Examine each line of the data. Copy those that contain the string "this".
___ Stored records ___
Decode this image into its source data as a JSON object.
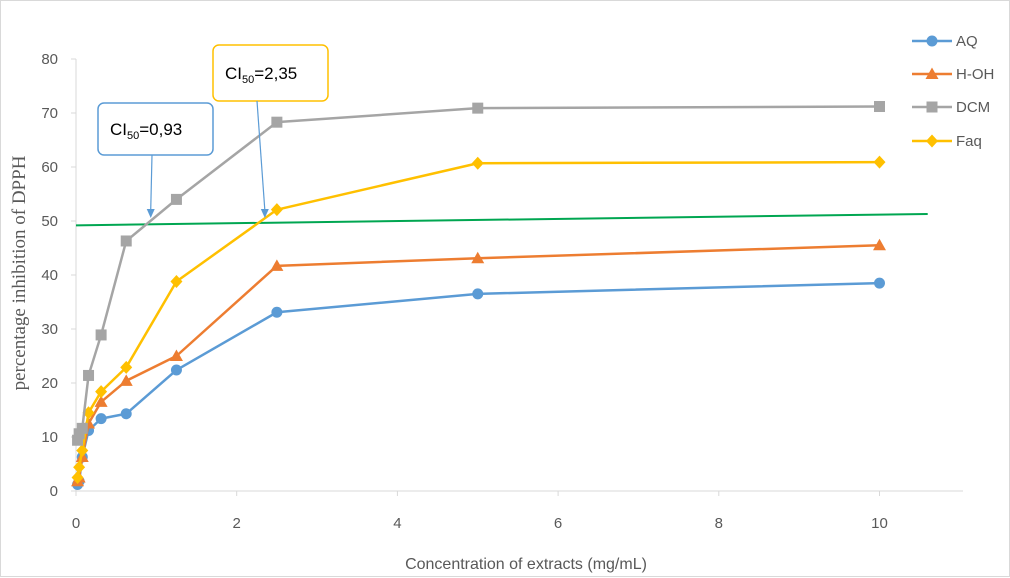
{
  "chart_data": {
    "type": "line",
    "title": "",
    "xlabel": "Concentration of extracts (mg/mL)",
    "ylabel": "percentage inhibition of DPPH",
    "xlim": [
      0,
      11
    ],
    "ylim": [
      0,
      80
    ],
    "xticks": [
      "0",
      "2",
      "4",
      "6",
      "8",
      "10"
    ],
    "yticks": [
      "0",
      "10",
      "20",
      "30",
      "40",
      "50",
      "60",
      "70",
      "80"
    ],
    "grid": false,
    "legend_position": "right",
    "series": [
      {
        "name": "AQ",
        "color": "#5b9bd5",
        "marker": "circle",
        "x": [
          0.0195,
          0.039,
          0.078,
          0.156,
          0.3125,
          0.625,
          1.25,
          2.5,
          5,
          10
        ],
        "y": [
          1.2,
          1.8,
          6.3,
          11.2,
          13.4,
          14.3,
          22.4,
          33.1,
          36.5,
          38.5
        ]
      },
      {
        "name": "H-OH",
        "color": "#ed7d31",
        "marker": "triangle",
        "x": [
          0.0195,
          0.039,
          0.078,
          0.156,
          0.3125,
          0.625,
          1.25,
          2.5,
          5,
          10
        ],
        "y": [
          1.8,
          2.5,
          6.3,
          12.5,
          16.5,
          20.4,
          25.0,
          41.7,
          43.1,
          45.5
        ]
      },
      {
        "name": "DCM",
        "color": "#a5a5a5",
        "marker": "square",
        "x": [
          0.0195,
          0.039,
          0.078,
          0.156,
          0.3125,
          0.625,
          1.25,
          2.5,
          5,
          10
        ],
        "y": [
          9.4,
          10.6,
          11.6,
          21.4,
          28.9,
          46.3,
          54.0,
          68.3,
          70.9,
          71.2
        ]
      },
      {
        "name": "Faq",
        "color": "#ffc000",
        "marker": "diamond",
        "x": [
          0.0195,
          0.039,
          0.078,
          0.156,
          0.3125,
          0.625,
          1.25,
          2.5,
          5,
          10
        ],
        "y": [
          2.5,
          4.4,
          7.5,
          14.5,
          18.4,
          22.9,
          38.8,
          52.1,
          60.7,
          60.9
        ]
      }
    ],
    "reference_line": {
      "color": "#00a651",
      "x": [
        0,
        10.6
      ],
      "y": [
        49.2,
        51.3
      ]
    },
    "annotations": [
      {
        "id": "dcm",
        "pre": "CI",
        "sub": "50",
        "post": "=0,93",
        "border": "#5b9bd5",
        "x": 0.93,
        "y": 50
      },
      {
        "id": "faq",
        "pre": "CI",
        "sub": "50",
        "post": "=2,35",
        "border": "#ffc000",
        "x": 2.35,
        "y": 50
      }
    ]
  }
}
___
___ Stored records ___
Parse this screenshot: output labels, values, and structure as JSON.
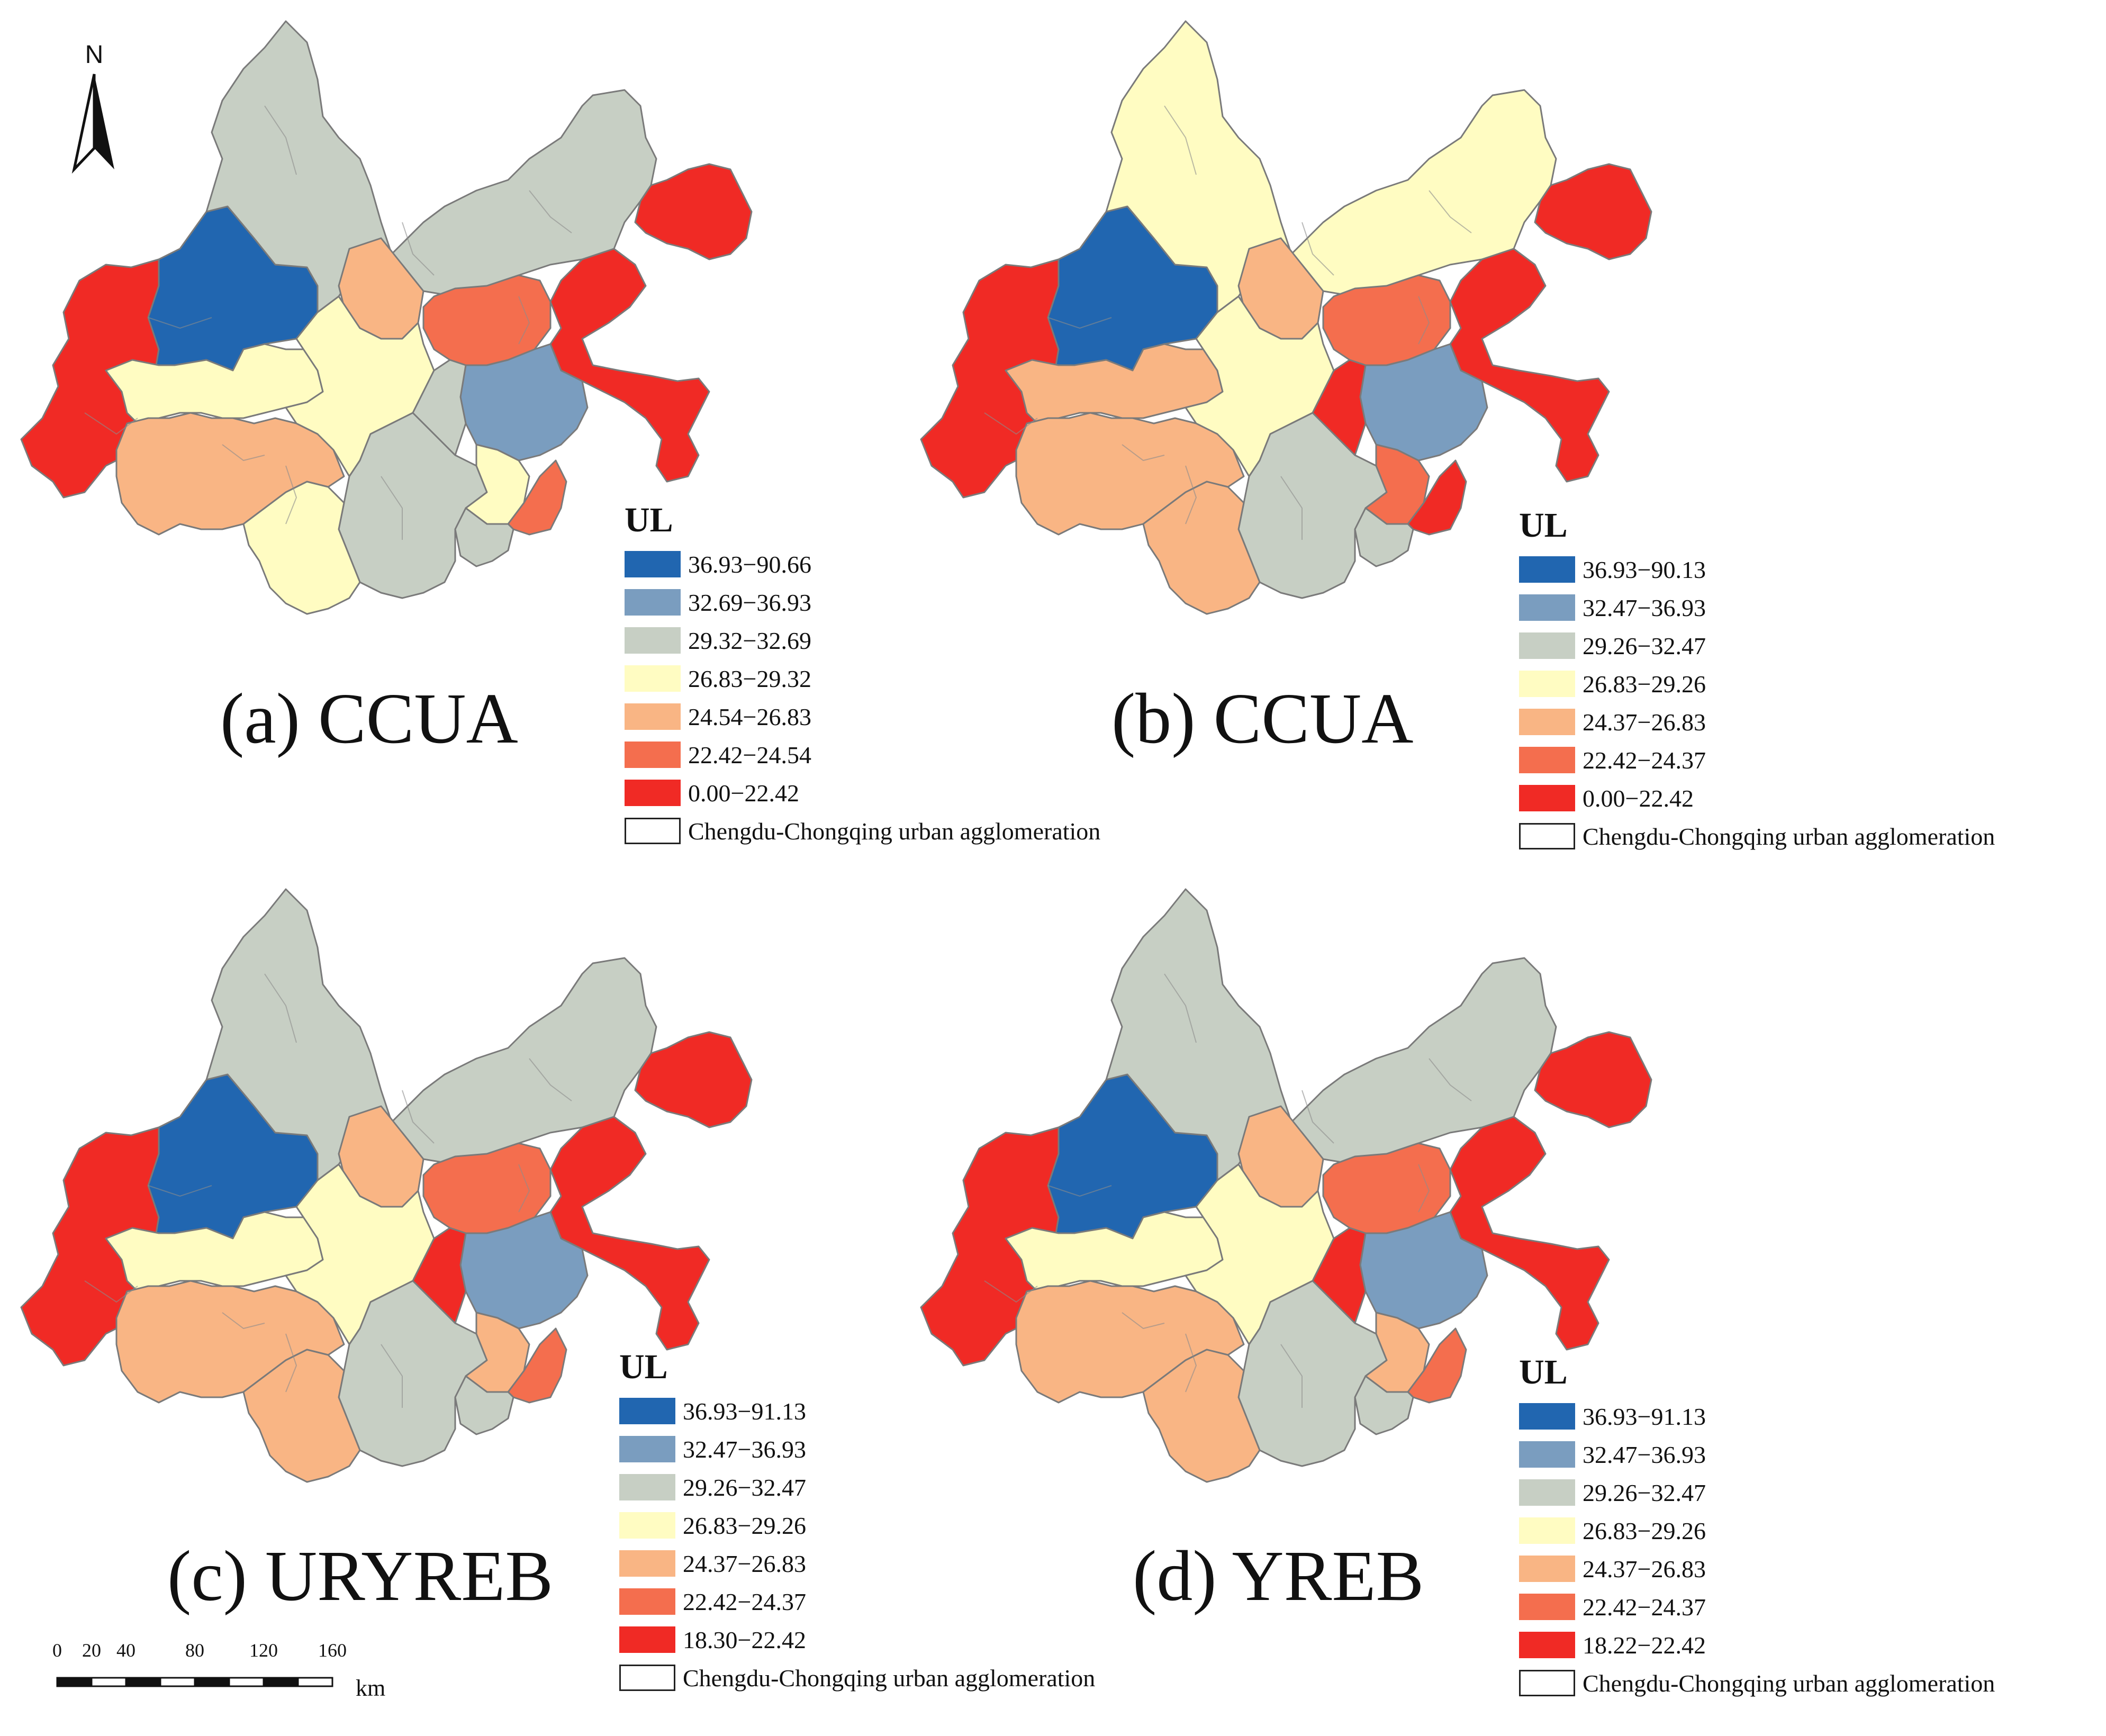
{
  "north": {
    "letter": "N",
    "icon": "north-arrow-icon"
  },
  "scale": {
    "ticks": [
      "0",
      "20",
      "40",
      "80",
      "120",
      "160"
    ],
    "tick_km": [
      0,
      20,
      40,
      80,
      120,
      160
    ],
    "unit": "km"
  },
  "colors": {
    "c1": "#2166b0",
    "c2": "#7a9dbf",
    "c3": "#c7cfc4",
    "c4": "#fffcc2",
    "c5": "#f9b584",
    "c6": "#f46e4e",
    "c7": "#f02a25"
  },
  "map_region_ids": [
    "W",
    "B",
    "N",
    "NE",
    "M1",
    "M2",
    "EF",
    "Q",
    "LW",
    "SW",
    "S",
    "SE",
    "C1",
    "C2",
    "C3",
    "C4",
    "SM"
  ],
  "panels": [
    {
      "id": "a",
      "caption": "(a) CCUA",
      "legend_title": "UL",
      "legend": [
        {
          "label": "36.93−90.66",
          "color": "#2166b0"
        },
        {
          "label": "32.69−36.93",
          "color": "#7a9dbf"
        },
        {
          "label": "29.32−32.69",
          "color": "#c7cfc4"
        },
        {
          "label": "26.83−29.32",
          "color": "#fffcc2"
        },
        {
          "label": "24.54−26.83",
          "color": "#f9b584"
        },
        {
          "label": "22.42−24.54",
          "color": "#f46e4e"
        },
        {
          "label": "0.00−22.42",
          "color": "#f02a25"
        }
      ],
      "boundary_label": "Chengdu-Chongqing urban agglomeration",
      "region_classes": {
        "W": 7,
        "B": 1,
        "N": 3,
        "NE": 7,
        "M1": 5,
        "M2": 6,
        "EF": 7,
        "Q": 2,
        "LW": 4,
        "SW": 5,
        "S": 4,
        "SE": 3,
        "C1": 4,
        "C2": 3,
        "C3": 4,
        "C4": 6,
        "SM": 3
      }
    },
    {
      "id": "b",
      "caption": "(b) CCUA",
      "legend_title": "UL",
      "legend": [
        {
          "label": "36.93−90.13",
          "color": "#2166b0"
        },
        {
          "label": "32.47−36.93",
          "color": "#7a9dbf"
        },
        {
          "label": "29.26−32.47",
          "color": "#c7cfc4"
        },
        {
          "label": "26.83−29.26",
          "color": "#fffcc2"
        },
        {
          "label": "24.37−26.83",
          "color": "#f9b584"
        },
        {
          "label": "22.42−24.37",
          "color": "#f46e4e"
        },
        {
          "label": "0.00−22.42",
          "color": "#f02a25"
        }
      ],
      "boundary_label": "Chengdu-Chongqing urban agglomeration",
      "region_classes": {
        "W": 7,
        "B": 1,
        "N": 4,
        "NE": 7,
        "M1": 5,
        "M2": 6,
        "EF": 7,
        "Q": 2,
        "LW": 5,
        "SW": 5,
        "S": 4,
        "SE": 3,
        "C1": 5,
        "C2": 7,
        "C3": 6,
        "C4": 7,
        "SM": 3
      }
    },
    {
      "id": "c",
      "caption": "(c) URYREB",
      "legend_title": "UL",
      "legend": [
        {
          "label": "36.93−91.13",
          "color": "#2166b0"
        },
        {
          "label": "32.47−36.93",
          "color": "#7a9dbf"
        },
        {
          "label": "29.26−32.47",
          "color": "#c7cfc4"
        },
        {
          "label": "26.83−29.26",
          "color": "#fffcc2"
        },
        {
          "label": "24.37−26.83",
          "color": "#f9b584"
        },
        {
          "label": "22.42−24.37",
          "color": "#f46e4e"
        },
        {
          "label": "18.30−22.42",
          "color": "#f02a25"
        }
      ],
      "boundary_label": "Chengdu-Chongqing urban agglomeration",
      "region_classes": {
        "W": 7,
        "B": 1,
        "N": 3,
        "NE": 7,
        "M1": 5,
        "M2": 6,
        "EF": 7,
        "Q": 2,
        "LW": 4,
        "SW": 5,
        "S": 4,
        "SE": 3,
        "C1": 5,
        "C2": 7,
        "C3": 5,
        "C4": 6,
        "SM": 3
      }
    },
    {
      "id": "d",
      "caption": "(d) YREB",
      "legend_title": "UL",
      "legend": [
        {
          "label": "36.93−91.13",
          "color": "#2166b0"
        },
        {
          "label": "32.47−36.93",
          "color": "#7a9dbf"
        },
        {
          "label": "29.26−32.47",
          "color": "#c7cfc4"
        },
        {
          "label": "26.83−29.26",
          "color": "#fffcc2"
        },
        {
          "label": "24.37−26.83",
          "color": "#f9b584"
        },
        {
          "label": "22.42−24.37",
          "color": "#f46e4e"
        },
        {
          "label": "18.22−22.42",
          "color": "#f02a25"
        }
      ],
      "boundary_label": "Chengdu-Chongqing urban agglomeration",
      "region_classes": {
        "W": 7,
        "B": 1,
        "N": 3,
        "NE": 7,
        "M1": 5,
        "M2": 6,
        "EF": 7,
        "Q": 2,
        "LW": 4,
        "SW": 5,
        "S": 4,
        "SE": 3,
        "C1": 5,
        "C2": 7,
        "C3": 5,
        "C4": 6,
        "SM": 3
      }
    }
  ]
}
___
▶ _Exercise output_
Decode this image into its source data as a JSON object.
Parse this screenshot: output labels, values, and structure as JSON.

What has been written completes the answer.